• [REQUIREMENT]:
Find and copy every line in the records that includes the string "text".

(Dataset records)
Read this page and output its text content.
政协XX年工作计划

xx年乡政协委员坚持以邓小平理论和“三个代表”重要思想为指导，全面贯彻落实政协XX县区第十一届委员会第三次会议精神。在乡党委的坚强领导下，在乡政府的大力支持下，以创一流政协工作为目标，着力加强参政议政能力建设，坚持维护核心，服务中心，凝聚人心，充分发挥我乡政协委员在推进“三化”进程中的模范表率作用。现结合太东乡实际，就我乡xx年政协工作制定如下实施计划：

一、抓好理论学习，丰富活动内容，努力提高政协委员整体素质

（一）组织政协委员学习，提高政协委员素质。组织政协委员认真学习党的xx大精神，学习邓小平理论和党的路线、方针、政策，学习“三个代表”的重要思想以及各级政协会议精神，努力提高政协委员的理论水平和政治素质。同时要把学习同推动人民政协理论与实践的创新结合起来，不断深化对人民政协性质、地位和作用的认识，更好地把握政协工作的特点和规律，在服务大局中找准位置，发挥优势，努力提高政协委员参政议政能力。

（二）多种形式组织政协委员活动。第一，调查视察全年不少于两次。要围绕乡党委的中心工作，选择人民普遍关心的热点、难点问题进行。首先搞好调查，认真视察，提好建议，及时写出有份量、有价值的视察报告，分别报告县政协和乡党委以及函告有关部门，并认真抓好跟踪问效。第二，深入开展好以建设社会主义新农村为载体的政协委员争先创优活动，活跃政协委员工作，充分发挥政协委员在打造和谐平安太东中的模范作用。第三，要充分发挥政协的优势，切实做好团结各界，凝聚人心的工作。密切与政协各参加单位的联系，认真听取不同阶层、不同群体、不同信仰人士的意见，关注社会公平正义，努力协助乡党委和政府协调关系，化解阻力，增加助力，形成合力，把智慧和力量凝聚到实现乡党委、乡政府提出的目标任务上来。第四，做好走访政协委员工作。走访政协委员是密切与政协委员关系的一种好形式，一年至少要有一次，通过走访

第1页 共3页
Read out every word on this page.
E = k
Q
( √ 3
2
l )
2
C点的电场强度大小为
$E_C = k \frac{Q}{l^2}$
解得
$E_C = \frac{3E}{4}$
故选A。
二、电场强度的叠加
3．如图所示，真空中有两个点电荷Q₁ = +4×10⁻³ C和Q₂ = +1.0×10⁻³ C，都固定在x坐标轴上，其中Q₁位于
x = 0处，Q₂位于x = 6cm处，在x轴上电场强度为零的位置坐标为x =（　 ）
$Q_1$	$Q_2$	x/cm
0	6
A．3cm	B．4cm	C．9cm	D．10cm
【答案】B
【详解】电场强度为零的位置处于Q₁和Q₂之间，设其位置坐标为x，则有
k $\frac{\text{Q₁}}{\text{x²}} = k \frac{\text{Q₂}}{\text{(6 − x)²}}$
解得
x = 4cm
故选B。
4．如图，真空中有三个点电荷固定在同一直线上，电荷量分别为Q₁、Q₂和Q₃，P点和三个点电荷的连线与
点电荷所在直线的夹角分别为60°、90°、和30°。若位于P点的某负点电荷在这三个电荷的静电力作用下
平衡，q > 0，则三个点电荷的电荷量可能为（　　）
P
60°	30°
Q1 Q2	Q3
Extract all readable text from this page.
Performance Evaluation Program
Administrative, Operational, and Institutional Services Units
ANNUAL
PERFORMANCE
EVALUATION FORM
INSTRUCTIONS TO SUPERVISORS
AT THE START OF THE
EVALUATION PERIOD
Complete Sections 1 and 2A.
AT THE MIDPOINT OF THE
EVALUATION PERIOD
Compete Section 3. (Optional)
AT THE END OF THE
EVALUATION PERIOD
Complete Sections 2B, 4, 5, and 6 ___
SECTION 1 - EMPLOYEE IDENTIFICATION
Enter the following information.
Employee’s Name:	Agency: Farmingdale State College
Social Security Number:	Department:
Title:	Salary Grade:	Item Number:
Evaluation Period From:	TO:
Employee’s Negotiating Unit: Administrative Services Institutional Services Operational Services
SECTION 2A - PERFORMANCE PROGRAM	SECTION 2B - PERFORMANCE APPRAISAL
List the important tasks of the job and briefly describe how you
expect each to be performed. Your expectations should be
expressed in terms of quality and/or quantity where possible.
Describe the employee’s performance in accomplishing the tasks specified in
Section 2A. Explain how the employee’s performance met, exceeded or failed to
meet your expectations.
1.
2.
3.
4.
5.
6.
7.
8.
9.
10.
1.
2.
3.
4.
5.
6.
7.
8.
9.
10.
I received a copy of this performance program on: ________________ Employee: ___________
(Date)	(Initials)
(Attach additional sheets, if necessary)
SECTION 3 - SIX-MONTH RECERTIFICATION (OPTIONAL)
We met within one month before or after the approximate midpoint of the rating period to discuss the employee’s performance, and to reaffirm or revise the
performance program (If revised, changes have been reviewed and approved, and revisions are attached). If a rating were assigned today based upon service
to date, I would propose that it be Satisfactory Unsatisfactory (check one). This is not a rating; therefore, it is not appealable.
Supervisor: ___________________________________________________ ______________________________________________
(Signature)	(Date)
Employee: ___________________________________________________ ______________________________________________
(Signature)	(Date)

• [ANSWER TO THIS PROBLEM]:
Read this page and output its text content.
k $\frac{\text{Q₁}}{\text{x²}} = k \frac{\text{Q₂}}{\text{(6 − x)²}}$
Extract all readable text from this page.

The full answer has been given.